● EXERCISE INSTRUCTIONS: The complete listing should be restated exactly.

● DATA:

************

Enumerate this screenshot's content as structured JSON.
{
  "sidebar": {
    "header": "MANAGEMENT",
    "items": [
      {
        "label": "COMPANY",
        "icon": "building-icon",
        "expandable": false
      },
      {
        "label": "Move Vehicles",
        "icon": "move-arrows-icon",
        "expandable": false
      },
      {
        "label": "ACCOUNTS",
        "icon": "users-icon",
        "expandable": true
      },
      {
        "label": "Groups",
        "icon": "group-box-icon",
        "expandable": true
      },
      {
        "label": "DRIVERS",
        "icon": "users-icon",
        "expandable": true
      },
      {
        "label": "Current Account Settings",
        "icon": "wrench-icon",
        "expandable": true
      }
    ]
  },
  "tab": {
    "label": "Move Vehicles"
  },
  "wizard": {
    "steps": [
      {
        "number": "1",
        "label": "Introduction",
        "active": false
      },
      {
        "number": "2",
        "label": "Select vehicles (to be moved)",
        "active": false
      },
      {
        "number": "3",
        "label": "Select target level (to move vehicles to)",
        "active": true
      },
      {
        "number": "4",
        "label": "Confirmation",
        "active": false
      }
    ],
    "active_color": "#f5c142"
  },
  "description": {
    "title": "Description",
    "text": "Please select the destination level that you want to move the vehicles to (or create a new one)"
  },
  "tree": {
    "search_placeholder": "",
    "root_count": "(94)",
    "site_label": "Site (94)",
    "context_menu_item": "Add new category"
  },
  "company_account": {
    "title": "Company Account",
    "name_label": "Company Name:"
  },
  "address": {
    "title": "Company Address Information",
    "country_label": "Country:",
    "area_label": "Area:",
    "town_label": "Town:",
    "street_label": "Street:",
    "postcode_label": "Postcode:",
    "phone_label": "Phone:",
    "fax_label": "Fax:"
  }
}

************

● EXERCISE RESULT:
Enumerate this screenshot's content as structured JSON.
{
  "sidebar": {
    "header": "MANAGEMENT",
    "items": [
      {
        "label": "COMPANY",
        "icon": "building-icon",
        "expandable": false
      },
      {
        "label": "Move Vehicles",
        "icon": "move-arrows-icon",
        "expandable": false
      },
      {
        "label": "ACCOUNTS",
        "icon": "users-icon",
        "expandable": true
      },
      {
        "label": "Groups",
        "icon": "group-box-icon",
        "expandable": true
      },
      {
        "label": "DRIVERS",
        "icon": "users-icon",
        "expandable": true
      },
      {
        "label": "Current Account Settings",
        "icon": "wrench-icon",
        "expandable": true
      }
    ]
  },
  "tab": {
    "label": "Move Vehicles"
  },
  "wizard": {
    "steps": [
      {
        "number": "1",
        "label": "Introduction",
        "active": false
      },
      {
        "number": "2",
        "label": "Select vehicles (to be moved)",
        "active": false
      },
      {
        "number": "3",
        "label": "Select target level (to move vehicles to)",
        "active": true
      },
      {
        "number": "4",
        "label": "Confirmation",
        "active": false
      }
    ],
    "active_color": "#f5c142"
  },
  "description": {
    "title": "Description",
    "text": "Please select the destination level that you want to move the vehicles to (or create a new one)"
  },
  "tree": {
    "search_placeholder": "",
    "root_count": "(94)",
    "site_label": "Site (94)",
    "context_menu_item": "Add new category"
  },
  "company_account": {
    "title": "Company Account",
    "name_label": "Company Name:"
  },
  "address": {
    "title": "Company Address Information",
    "country_label": "Country:",
    "area_label": "Area:",
    "town_label": "Town:",
    "street_label": "Street:",
    "postcode_label": "Postcode:",
    "phone_label": "Phone:",
    "fax_label": "Fax:"
  }
}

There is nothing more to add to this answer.